▶ [WHAT IS REQUIRED]: Give the number of lines that include the word "Mediodia", nothing more.

### DATA FOR THE TASK ###

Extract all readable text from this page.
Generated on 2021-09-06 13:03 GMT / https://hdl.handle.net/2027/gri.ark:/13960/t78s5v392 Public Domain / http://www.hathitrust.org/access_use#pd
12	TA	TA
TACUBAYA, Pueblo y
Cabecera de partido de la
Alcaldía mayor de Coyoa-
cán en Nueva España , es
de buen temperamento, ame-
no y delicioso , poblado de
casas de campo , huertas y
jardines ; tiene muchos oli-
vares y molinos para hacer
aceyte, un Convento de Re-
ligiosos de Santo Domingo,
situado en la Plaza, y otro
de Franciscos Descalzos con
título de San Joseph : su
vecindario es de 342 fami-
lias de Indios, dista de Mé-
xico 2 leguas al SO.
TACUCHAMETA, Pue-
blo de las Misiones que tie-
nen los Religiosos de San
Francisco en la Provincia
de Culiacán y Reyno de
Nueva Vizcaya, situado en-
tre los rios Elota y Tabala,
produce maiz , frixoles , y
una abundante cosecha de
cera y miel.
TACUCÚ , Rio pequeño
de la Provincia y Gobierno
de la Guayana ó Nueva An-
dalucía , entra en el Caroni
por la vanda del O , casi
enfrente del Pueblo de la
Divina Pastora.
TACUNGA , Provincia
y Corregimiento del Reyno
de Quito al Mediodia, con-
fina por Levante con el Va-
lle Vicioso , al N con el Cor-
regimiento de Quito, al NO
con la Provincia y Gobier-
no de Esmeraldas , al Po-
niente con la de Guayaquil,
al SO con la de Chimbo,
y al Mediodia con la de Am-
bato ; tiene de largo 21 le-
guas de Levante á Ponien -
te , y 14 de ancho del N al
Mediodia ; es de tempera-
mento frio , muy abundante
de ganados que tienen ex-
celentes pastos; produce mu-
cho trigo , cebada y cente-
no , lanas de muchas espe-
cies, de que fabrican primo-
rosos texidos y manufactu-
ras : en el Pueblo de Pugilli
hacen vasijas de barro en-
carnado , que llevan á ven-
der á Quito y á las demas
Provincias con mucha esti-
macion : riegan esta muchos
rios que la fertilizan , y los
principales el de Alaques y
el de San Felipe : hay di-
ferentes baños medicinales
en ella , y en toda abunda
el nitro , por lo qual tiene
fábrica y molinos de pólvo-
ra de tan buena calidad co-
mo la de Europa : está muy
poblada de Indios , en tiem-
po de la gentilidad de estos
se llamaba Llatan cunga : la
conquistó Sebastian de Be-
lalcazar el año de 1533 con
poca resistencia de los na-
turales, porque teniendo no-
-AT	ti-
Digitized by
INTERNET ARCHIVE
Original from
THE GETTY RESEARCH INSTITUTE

###

▶ [RESULT OF THIS EXERCISE]: 3